— Your goal —
Every line below is to be quoted exactly, with nothing added or dropped.
____ Task data
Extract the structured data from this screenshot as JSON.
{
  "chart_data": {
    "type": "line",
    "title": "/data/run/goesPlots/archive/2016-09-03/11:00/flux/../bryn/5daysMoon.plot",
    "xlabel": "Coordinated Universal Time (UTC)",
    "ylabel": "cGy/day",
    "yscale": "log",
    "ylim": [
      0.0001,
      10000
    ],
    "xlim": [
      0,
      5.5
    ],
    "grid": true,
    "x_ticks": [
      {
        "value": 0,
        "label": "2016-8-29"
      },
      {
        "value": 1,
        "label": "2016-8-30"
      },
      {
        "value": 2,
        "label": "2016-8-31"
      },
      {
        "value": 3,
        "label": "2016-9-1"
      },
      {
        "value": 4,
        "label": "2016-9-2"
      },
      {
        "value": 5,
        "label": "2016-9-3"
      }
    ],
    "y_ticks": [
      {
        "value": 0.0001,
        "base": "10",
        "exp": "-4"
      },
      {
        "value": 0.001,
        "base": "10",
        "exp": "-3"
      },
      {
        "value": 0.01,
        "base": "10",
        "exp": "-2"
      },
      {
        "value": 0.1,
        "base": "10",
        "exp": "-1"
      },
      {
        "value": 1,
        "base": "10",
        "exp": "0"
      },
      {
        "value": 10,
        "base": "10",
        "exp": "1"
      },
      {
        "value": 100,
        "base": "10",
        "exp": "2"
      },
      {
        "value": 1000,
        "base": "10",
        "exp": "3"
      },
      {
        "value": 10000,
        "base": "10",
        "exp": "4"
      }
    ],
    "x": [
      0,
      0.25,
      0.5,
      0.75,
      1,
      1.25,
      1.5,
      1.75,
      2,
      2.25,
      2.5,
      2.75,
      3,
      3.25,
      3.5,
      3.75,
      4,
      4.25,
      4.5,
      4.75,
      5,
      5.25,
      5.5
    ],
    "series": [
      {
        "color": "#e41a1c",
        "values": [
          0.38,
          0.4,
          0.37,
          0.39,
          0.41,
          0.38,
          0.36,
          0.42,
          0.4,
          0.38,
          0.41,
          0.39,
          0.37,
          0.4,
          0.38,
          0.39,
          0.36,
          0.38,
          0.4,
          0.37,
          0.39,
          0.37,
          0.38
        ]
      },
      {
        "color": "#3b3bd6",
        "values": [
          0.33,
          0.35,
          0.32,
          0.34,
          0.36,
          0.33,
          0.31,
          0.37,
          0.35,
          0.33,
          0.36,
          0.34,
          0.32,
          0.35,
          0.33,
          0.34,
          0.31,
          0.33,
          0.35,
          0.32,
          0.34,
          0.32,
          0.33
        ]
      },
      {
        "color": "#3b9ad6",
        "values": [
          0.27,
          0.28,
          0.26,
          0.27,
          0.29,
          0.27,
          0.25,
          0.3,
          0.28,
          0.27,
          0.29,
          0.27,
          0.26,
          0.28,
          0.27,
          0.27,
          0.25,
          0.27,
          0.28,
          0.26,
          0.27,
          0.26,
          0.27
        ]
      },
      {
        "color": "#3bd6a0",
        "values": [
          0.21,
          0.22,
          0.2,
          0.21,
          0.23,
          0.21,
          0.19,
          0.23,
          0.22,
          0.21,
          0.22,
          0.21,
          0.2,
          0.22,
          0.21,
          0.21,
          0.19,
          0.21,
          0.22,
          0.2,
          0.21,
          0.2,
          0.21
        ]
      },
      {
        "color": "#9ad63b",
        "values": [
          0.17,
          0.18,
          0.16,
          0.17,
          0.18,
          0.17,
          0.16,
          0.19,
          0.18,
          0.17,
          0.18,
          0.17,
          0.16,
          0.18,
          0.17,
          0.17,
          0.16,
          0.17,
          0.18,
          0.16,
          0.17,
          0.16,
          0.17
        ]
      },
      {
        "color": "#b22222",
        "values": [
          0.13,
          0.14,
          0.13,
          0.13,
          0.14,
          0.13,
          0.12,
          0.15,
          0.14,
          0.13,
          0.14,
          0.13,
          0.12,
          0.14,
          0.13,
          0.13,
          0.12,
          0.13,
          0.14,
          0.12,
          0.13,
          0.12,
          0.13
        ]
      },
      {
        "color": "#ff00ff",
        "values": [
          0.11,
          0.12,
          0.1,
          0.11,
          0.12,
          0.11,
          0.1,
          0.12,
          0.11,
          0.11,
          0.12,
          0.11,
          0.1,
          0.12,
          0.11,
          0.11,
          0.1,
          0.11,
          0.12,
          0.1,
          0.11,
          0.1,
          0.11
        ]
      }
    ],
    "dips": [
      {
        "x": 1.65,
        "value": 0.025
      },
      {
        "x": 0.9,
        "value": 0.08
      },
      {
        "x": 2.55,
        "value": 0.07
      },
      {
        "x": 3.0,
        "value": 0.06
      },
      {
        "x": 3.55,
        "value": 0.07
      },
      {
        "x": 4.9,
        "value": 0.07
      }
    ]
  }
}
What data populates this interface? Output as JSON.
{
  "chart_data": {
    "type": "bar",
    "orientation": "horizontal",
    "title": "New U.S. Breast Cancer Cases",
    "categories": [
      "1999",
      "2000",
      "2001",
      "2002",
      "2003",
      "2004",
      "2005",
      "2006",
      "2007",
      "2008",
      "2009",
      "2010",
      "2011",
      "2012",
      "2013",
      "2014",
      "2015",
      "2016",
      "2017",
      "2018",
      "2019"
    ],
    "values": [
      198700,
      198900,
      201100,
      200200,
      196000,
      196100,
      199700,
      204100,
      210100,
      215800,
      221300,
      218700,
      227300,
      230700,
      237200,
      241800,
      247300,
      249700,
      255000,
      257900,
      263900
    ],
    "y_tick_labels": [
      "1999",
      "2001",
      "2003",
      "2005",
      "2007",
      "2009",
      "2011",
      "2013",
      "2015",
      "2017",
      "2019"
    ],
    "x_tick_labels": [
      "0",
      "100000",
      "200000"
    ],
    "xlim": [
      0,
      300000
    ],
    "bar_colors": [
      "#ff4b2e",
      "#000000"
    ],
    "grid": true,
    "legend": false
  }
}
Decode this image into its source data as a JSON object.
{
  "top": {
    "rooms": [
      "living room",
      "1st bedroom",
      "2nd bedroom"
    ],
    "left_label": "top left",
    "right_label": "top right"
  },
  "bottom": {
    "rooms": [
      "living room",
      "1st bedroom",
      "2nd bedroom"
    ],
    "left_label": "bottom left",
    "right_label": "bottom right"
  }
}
________
— Reply to the exercise —
Extract the structured data from this screenshot as JSON.
{
  "chart_data": {
    "type": "line",
    "title": "/data/run/goesPlots/archive/2016-09-03/11:00/flux/../bryn/5daysMoon.plot",
    "xlabel": "Coordinated Universal Time (UTC)",
    "ylabel": "cGy/day",
    "yscale": "log",
    "ylim": [
      0.0001,
      10000
    ],
    "xlim": [
      0,
      5.5
    ],
    "grid": true,
    "x_ticks": [
      {
        "value": 0,
        "label": "2016-8-29"
      },
      {
        "value": 1,
        "label": "2016-8-30"
      },
      {
        "value": 2,
        "label": "2016-8-31"
      },
      {
        "value": 3,
        "label": "2016-9-1"
      },
      {
        "value": 4,
        "label": "2016-9-2"
      },
      {
        "value": 5,
        "label": "2016-9-3"
      }
    ],
    "y_ticks": [
      {
        "value": 0.0001,
        "base": "10",
        "exp": "-4"
      },
      {
        "value": 0.001,
        "base": "10",
        "exp": "-3"
      },
      {
        "value": 0.01,
        "base": "10",
        "exp": "-2"
      },
      {
        "value": 0.1,
        "base": "10",
        "exp": "-1"
      },
      {
        "value": 1,
        "base": "10",
        "exp": "0"
      },
      {
        "value": 10,
        "base": "10",
        "exp": "1"
      },
      {
        "value": 100,
        "base": "10",
        "exp": "2"
      },
      {
        "value": 1000,
        "base": "10",
        "exp": "3"
      },
      {
        "value": 10000,
        "base": "10",
        "exp": "4"
      }
    ],
    "x": [
      0,
      0.25,
      0.5,
      0.75,
      1,
      1.25,
      1.5,
      1.75,
      2,
      2.25,
      2.5,
      2.75,
      3,
      3.25,
      3.5,
      3.75,
      4,
      4.25,
      4.5,
      4.75,
      5,
      5.25,
      5.5
    ],
    "series": [
      {
        "color": "#e41a1c",
        "values": [
          0.38,
          0.4,
          0.37,
          0.39,
          0.41,
          0.38,
          0.36,
          0.42,
          0.4,
          0.38,
          0.41,
          0.39,
          0.37,
          0.4,
          0.38,
          0.39,
          0.36,
          0.38,
          0.4,
          0.37,
          0.39,
          0.37,
          0.38
        ]
      },
      {
        "color": "#3b3bd6",
        "values": [
          0.33,
          0.35,
          0.32,
          0.34,
          0.36,
          0.33,
          0.31,
          0.37,
          0.35,
          0.33,
          0.36,
          0.34,
          0.32,
          0.35,
          0.33,
          0.34,
          0.31,
          0.33,
          0.35,
          0.32,
          0.34,
          0.32,
          0.33
        ]
      },
      {
        "color": "#3b9ad6",
        "values": [
          0.27,
          0.28,
          0.26,
          0.27,
          0.29,
          0.27,
          0.25,
          0.3,
          0.28,
          0.27,
          0.29,
          0.27,
          0.26,
          0.28,
          0.27,
          0.27,
          0.25,
          0.27,
          0.28,
          0.26,
          0.27,
          0.26,
          0.27
        ]
      },
      {
        "color": "#3bd6a0",
        "values": [
          0.21,
          0.22,
          0.2,
          0.21,
          0.23,
          0.21,
          0.19,
          0.23,
          0.22,
          0.21,
          0.22,
          0.21,
          0.2,
          0.22,
          0.21,
          0.21,
          0.19,
          0.21,
          0.22,
          0.2,
          0.21,
          0.2,
          0.21
        ]
      },
      {
        "color": "#9ad63b",
        "values": [
          0.17,
          0.18,
          0.16,
          0.17,
          0.18,
          0.17,
          0.16,
          0.19,
          0.18,
          0.17,
          0.18,
          0.17,
          0.16,
          0.18,
          0.17,
          0.17,
          0.16,
          0.17,
          0.18,
          0.16,
          0.17,
          0.16,
          0.17
        ]
      },
      {
        "color": "#b22222",
        "values": [
          0.13,
          0.14,
          0.13,
          0.13,
          0.14,
          0.13,
          0.12,
          0.15,
          0.14,
          0.13,
          0.14,
          0.13,
          0.12,
          0.14,
          0.13,
          0.13,
          0.12,
          0.13,
          0.14,
          0.12,
          0.13,
          0.12,
          0.13
        ]
      },
      {
        "color": "#ff00ff",
        "values": [
          0.11,
          0.12,
          0.1,
          0.11,
          0.12,
          0.11,
          0.1,
          0.12,
          0.11,
          0.11,
          0.12,
          0.11,
          0.1,
          0.12,
          0.11,
          0.11,
          0.1,
          0.11,
          0.12,
          0.1,
          0.11,
          0.1,
          0.11
        ]
      }
    ],
    "dips": [
      {
        "x": 1.65,
        "value": 0.025
      },
      {
        "x": 0.9,
        "value": 0.08
      },
      {
        "x": 2.55,
        "value": 0.07
      },
      {
        "x": 3.0,
        "value": 0.06
      },
      {
        "x": 3.55,
        "value": 0.07
      },
      {
        "x": 4.9,
        "value": 0.07
      }
    ]
  }
}
What data populates this interface? Output as JSON.
{
  "chart_data": {
    "type": "bar",
    "orientation": "horizontal",
    "title": "New U.S. Breast Cancer Cases",
    "categories": [
      "1999",
      "2000",
      "2001",
      "2002",
      "2003",
      "2004",
      "2005",
      "2006",
      "2007",
      "2008",
      "2009",
      "2010",
      "2011",
      "2012",
      "2013",
      "2014",
      "2015",
      "2016",
      "2017",
      "2018",
      "2019"
    ],
    "values": [
      198700,
      198900,
      201100,
      200200,
      196000,
      196100,
      199700,
      204100,
      210100,
      215800,
      221300,
      218700,
      227300,
      230700,
      237200,
      241800,
      247300,
      249700,
      255000,
      257900,
      263900
    ],
    "y_tick_labels": [
      "1999",
      "2001",
      "2003",
      "2005",
      "2007",
      "2009",
      "2011",
      "2013",
      "2015",
      "2017",
      "2019"
    ],
    "x_tick_labels": [
      "0",
      "100000",
      "200000"
    ],
    "xlim": [
      0,
      300000
    ],
    "bar_colors": [
      "#ff4b2e",
      "#000000"
    ],
    "grid": true,
    "legend": false
  }
}
Decode this image into its source data as a JSON object.
{
  "top": {
    "rooms": [
      "living room",
      "1st bedroom",
      "2nd bedroom"
    ],
    "left_label": "top left",
    "right_label": "top right"
  },
  "bottom": {
    "rooms": [
      "living room",
      "1st bedroom",
      "2nd bedroom"
    ],
    "left_label": "bottom left",
    "right_label": "bottom right"
  }
}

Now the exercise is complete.